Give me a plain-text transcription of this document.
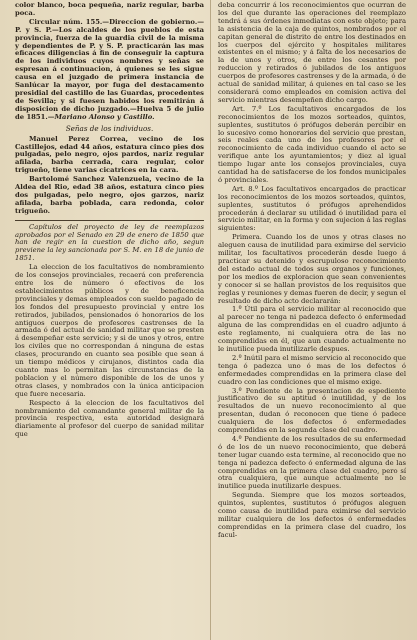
color blanco, boca pequeña, nariz regular, barba poca.

Circular núm. 155.—Direccion de gobierno.—P. y S. P.—Los alcaldes de los pueblos de esta provincia, fuerza de la guardia civil de la misma y dependientes de P. y S. P. practicarán las mas eficaces diligencias á fin de conseguir la captura de los individuos cuyos nombres y señas se espresan á continuacion, á quienes se les sigue causa en el juzgado de primera instancia de Sanlúcar la mayor, por fuga del destacamento presidial del castillo de las Guardas, procedentes de Sevilla; y si fuesen habidos los remitirán á disposicion de dicho juzgado.—Huelva 5 de julio de 1851.—Mariano Alonso y Castillo.

Señas de los individuos.

Manuel Perez Correa, vecino de los Castillejos, edad 44 años, estatura cinco pies dos pulgadas, pelo negro, ojos pardos, nariz regular afilada, barba cerrada, cara regular, color trigueño, tiene varias cicatrices en la cara.

Bartolomé Sanchez Valenzuela, vecino de la Aldea del Rio, edad 38 años, estatura cinco pies dos pulgadas, pelo negro, ojos garzos, nariz afilada, barba poblada, cara redonda, color trigueño.

Capítulos del proyecto de ley de reemplazos aprobados por el Senado en 29 de enero de 1850 que han de regir en la cuestion de dicho año, segun previene la ley sancionada por S. M. en 18 de junio de 1851.

La eleccion de los facultativos de nombramiento de los consejos provinciales, recaerá con preferencia entre los de número ó efectivos de los establecimientos públicos y de beneficencia provinciales y demas empleados con sueldo pagado de los fondos del presupuesto provincial y entre los retirados, jubilados, pensionados ó honorarios de los antiguos cuerpos de profesores castrenses de la armada ó del actual de sanidad militar que se presten á desempeñar este servicio; y si de unos y otros, entre los civiles que no correspondan á ninguna de estas clases, procurando en cuanto sea posible que sean á un tiempo médicos y cirujanos, distintos cada dia cuanto mas lo permitan las circunstancias de la poblacion y el número disponible de los de unos y otras clases, y nombrados con la única anticipacion que fuere necesaria.

Respecto á la eleccion de los facultativos del nombramiento del comandante general militar de la provincia respectiva, esta autoridad designará diariamente al profesor del cuerpo de sanidad militar que

deba concurrir á los reconocimientos que ocurran de los del que durante las operaciones del reemplazo tendrá á sus órdenes inmediatas con este objeto; para la asistencia de la caja de quintos, nombrados por el capitan general de distrito de entre los destinados en los cuerpos del ejército y hospitales militares existentes en el mismo; y á falta de los necesarios de la de unos y otros, de entre los cesantes por reduccion y retirados ó jubilados de los antiguos cuerpos de profesores castrenses y de la armada, ó de actual de sanidad militar, á quienes en tal caso se les considerará como empleados en comision activa del servicio mientras desempeñen dicho cargo.

Art. 7.º Los facultativos encargados de los reconocimientos de los mozos sorteados, quintos, suplentes, sustitutos ó prófugos deberán percibir en lo sucesivo como honorarios del servicio que prestan, seis reales cada uno de los profesores por el reconocimiento de cada individuo cuando el acto se verifique ante los ayuntamientos; y diez al igual tiempo lugar ante los consejos provinciales, cuya cantidad ha de satisfacerse de los fondos municipales ó provinciales.

Art. 8.º Los facultativos encargados de practicar los reconocimientos de los mozos sorteados, quintos, suplentes, sustitutos ó prófugos aprehendidos procederán á declarar su utilidad ó inutilidad para el servicio militar, en la forma y con sujecion á las reglas siguientes:

Primera. Cuando los de unos y otras clases no aleguen causa de inutilidad para eximirse del servicio militar, los facultativos procederán desde luego á practicar su detenido y escrupuloso reconocimiento del estado actual de todos sus organos y funciones, por los medios de exploracion que sean convenientes y conocer si se hallan provistos de los requisitos que reglas y reuniones y demas fueren de decir, y segun el resultado de dicho acto declararán:

1.º Útil para el servicio militar al reconocido que al parecer no tenga ni padezca defecto ó enfermedad alguna de las comprendidas en el cuadro adjunto á este reglamento, ni cualquiera otra de las no comprendidas en él, que aun cuando actualmente no le inutilice pueda inutilizarle despues.

2.º Inútil para el mismo servicio al reconocido que tenga ó padezca uno ó mas de los defectos ó enfermedades comprendidas en la primera clase del cuadro con las condiciones que el mismo exige.

3.º Pendiente de la presentacion de espediente justificativo de su aptitud ó inutilidad, y de los resultados de un nuevo reconocimiento al que presentan, dudan ó reconocen que tiene ó padece cualquiera de los defectos ó enfermedades comprendidas en la segunda clase del cuadro.

4.º Pendiente de los resultados de su enfermedad ó de los de un nuevo reconocimiento, que deberá tener lugar cuando esta termine, al reconocido que no tenga ni padezca defecto ó enfermedad alguna de las comprendidas en la primera clase del cuadro, pero sí otra cualquiera, que aunque actualmente no le inutilice pueda inutilizarle despues.

Segunda. Siempre que los mozos sorteados, quintos, suplentes, sustitutos ó prófugos aleguen como causa de inutilidad para eximirse del servicio militar cualquiera de los defectos ó enfermedades comprendidas en la primera clase del cuadro, los facul-
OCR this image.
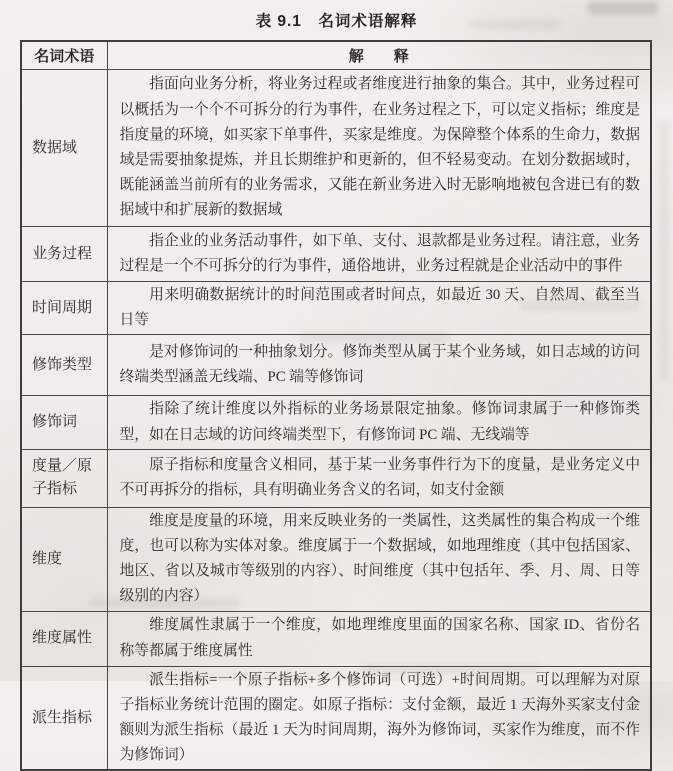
表 9.1　名词术语解释
名词术语	解　　释
数据域	指面向业务分析，将业务过程或者维度进行抽象的集合。其中，业务过程可以概括为一个个不可拆分的行为事件，在业务过程之下，可以定义指标；维度是指度量的环境，如买家下单事件，买家是维度。为保障整个体系的生命力，数据域是需要抽象提炼，并且长期维护和更新的，但不轻易变动。在划分数据域时，既能涵盖当前所有的业务需求，又能在新业务进入时无影响地被包含进已有的数据域中和扩展新的数据域
业务过程	指企业的业务活动事件，如下单、支付、退款都是业务过程。请注意，业务过程是一个不可拆分的行为事件，通俗地讲，业务过程就是企业活动中的事件
时间周期	用来明确数据统计的时间范围或者时间点，如最近 30 天、自然周、截至当日等
修饰类型	是对修饰词的一种抽象划分。修饰类型从属于某个业务域，如日志域的访问终端类型涵盖无线端、PC 端等修饰词
修饰词	指除了统计维度以外指标的业务场景限定抽象。修饰词隶属于一种修饰类型，如在日志域的访问终端类型下，有修饰词 PC 端、无线端等
度量／原子指标	原子指标和度量含义相同，基于某一业务事件行为下的度量，是业务定义中不可再拆分的指标，具有明确业务含义的名词，如支付金额
维度	维度是度量的环境，用来反映业务的一类属性，这类属性的集合构成一个维度，也可以称为实体对象。维度属于一个数据域，如地理维度（其中包括国家、地区、省以及城市等级别的内容）、时间维度（其中包括年、季、月、周、日等级别的内容）
维度属性	维度属性隶属于一个维度，如地理维度里面的国家名称、国家 ID、省份名称等都属于维度属性
派生指标	派生指标=一个原子指标+多个修饰词（可选）+时间周期。可以理解为对原子指标业务统计范围的圈定。如原子指标：支付金额，最近 1 天海外买家支付金额则为派生指标（最近 1 天为时间周期，海外为修饰词，买家作为维度，而不作为修饰词）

•••••

» Aim: Return to the listing above and set it down exactly, leaving out its pictures.

» Full solution:
Give me a plain-text transcription of this document.
color blanco, boca pequeña, nariz regular, barba poca.

Circular núm. 155.—Direccion de gobierno.—P. y S. P.—Los alcaldes de los pueblos de esta provincia, fuerza de la guardia civil de la misma y dependientes de P. y S. P. practicarán las mas eficaces diligencias á fin de conseguir la captura de los individuos cuyos nombres y señas se espresan á continuacion, á quienes se les sigue causa en el juzgado de primera instancia de Sanlúcar la mayor, por fuga del destacamento presidial del castillo de las Guardas, procedentes de Sevilla; y si fuesen habidos los remitirán á disposicion de dicho juzgado.—Huelva 5 de julio de 1851.—Mariano Alonso y Castillo.

Señas de los individuos.

Manuel Perez Correa, vecino de los Castillejos, edad 44 años, estatura cinco pies dos pulgadas, pelo negro, ojos pardos, nariz regular afilada, barba cerrada, cara regular, color trigueño, tiene varias cicatrices en la cara.

Bartolomé Sanchez Valenzuela, vecino de la Aldea del Rio, edad 38 años, estatura cinco pies dos pulgadas, pelo negro, ojos garzos, nariz afilada, barba poblada, cara redonda, color trigueño.

Capítulos del proyecto de ley de reemplazos aprobados por el Senado en 29 de enero de 1850 que han de regir en la cuestion de dicho año, segun previene la ley sancionada por S. M. en 18 de junio de 1851.

La eleccion de los facultativos de nombramiento de los consejos provinciales, recaerá con preferencia entre los de número ó efectivos de los establecimientos públicos y de beneficencia provinciales y demas empleados con sueldo pagado de los fondos del presupuesto provincial y entre los retirados, jubilados, pensionados ó honorarios de los antiguos cuerpos de profesores castrenses de la armada ó del actual de sanidad militar que se presten á desempeñar este servicio; y si de unos y otros, entre los civiles que no correspondan á ninguna de estas clases, procurando en cuanto sea posible que sean á un tiempo médicos y cirujanos, distintos cada dia cuanto mas lo permitan las circunstancias de la poblacion y el número disponible de los de unos y otras clases, y nombrados con la única anticipacion que fuere necesaria.

Respecto á la eleccion de los facultativos del nombramiento del comandante general militar de la provincia respectiva, esta autoridad designará diariamente al profesor del cuerpo de sanidad militar que

deba concurrir á los reconocimientos que ocurran de los del que durante las operaciones del reemplazo tendrá á sus órdenes inmediatas con este objeto; para la asistencia de la caja de quintos, nombrados por el capitan general de distrito de entre los destinados en los cuerpos del ejército y hospitales militares existentes en el mismo; y á falta de los necesarios de la de unos y otros, de entre los cesantes por reduccion y retirados ó jubilados de los antiguos cuerpos de profesores castrenses y de la armada, ó de actual de sanidad militar, á quienes en tal caso se les considerará como empleados en comision activa del servicio mientras desempeñen dicho cargo.

Art. 7.º Los facultativos encargados de los reconocimientos de los mozos sorteados, quintos, suplentes, sustitutos ó prófugos deberán percibir en lo sucesivo como honorarios del servicio que prestan, seis reales cada uno de los profesores por el reconocimiento de cada individuo cuando el acto se verifique ante los ayuntamientos; y diez al igual tiempo lugar ante los consejos provinciales, cuya cantidad ha de satisfacerse de los fondos municipales ó provinciales.

Art. 8.º Los facultativos encargados de practicar los reconocimientos de los mozos sorteados, quintos, suplentes, sustitutos ó prófugos aprehendidos procederán á declarar su utilidad ó inutilidad para el servicio militar, en la forma y con sujecion á las reglas siguientes:

Primera. Cuando los de unos y otras clases no aleguen causa de inutilidad para eximirse del servicio militar, los facultativos procederán desde luego á practicar su detenido y escrupuloso reconocimiento del estado actual de todos sus organos y funciones, por los medios de exploracion que sean convenientes y conocer si se hallan provistos de los requisitos que reglas y reuniones y demas fueren de decir, y segun el resultado de dicho acto declararán:

1.º Útil para el servicio militar al reconocido que al parecer no tenga ni padezca defecto ó enfermedad alguna de las comprendidas en el cuadro adjunto á este reglamento, ni cualquiera otra de las no comprendidas en él, que aun cuando actualmente no le inutilice pueda inutilizarle despues.

2.º Inútil para el mismo servicio al reconocido que tenga ó padezca uno ó mas de los defectos ó enfermedades comprendidas en la primera clase del cuadro con las condiciones que el mismo exige.

3.º Pendiente de la presentacion de espediente justificativo de su aptitud ó inutilidad, y de los resultados de un nuevo reconocimiento al que presentan, dudan ó reconocen que tiene ó padece cualquiera de los defectos ó enfermedades comprendidas en la segunda clase del cuadro.

4.º Pendiente de los resultados de su enfermedad ó de los de un nuevo reconocimiento, que deberá tener lugar cuando esta termine, al reconocido que no tenga ni padezca defecto ó enfermedad alguna de las comprendidas en la primera clase del cuadro, pero sí otra cualquiera, que aunque actualmente no le inutilice pueda inutilizarle despues.

Segunda. Siempre que los mozos sorteados, quintos, suplentes, sustitutos ó prófugos aleguen como causa de inutilidad para eximirse del servicio militar cualquiera de los defectos ó enfermedades comprendidas en la primera clase del cuadro, los facul-
OCR this image.
表 9.1　名词术语解释
名词术语	解　　释
数据域	指面向业务分析，将业务过程或者维度进行抽象的集合。其中，业务过程可以概括为一个个不可拆分的行为事件，在业务过程之下，可以定义指标；维度是指度量的环境，如买家下单事件，买家是维度。为保障整个体系的生命力，数据域是需要抽象提炼，并且长期维护和更新的，但不轻易变动。在划分数据域时，既能涵盖当前所有的业务需求，又能在新业务进入时无影响地被包含进已有的数据域中和扩展新的数据域
业务过程	指企业的业务活动事件，如下单、支付、退款都是业务过程。请注意，业务过程是一个不可拆分的行为事件，通俗地讲，业务过程就是企业活动中的事件
时间周期	用来明确数据统计的时间范围或者时间点，如最近 30 天、自然周、截至当日等
修饰类型	是对修饰词的一种抽象划分。修饰类型从属于某个业务域，如日志域的访问终端类型涵盖无线端、PC 端等修饰词
修饰词	指除了统计维度以外指标的业务场景限定抽象。修饰词隶属于一种修饰类型，如在日志域的访问终端类型下，有修饰词 PC 端、无线端等
度量／原子指标	原子指标和度量含义相同，基于某一业务事件行为下的度量，是业务定义中不可再拆分的指标，具有明确业务含义的名词，如支付金额
维度	维度是度量的环境，用来反映业务的一类属性，这类属性的集合构成一个维度，也可以称为实体对象。维度属于一个数据域，如地理维度（其中包括国家、地区、省以及城市等级别的内容）、时间维度（其中包括年、季、月、周、日等级别的内容）
维度属性	维度属性隶属于一个维度，如地理维度里面的国家名称、国家 ID、省份名称等都属于维度属性
派生指标	派生指标=一个原子指标+多个修饰词（可选）+时间周期。可以理解为对原子指标业务统计范围的圈定。如原子指标：支付金额，最近 1 天海外买家支付金额则为派生指标（最近 1 天为时间周期，海外为修饰词，买家作为维度，而不作为修饰词）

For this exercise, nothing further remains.